The request - Copy out the lines that have "JSON" in them.

Material provided -
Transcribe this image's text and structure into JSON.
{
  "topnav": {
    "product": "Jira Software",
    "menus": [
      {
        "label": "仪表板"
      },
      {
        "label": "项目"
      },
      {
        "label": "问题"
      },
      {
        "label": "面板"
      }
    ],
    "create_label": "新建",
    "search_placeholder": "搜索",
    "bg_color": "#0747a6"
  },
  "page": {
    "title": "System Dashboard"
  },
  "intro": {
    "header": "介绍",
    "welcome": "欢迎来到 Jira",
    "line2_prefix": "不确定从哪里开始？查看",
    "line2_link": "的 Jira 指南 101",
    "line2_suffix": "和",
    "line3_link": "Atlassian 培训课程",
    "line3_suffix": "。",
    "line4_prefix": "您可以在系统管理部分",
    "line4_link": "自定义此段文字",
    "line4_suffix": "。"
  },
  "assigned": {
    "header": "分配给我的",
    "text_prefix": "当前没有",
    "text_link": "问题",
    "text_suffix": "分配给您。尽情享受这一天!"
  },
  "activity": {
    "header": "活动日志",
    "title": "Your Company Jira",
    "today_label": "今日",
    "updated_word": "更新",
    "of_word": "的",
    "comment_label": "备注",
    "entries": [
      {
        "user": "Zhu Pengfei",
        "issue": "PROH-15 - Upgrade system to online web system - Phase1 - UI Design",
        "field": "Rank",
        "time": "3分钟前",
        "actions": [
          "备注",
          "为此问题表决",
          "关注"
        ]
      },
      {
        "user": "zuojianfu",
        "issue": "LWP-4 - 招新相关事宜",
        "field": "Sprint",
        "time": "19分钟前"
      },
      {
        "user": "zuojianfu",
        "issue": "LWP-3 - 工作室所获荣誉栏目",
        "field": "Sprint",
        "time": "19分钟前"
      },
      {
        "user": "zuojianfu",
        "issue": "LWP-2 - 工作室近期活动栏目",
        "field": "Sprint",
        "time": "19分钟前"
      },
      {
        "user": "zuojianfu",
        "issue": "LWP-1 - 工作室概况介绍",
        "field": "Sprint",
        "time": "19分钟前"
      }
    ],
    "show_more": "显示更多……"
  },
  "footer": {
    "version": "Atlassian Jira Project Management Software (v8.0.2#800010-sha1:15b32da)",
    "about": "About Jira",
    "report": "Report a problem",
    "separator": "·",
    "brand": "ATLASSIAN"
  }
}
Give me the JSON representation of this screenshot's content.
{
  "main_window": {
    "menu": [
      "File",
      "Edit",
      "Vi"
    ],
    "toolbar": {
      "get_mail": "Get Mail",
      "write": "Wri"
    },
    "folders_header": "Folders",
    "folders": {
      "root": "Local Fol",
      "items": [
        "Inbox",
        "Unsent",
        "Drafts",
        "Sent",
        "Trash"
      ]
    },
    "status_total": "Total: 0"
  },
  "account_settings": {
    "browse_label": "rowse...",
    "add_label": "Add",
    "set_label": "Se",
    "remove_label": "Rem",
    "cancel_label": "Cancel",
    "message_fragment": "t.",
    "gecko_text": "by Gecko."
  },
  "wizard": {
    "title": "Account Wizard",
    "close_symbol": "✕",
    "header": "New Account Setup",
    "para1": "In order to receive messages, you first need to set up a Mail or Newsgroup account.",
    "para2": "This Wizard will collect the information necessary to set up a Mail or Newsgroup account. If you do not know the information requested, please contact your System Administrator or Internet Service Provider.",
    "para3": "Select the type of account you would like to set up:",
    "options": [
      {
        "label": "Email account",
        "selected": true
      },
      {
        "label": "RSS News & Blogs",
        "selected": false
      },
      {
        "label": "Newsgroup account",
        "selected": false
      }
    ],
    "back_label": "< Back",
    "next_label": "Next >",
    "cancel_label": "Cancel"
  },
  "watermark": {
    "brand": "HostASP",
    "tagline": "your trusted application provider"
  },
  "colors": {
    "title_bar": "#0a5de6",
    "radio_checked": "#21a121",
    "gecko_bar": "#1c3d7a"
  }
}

Expected output -
Transcribe this image's text and structure into JSON.
Give me the JSON representation of this screenshot's content.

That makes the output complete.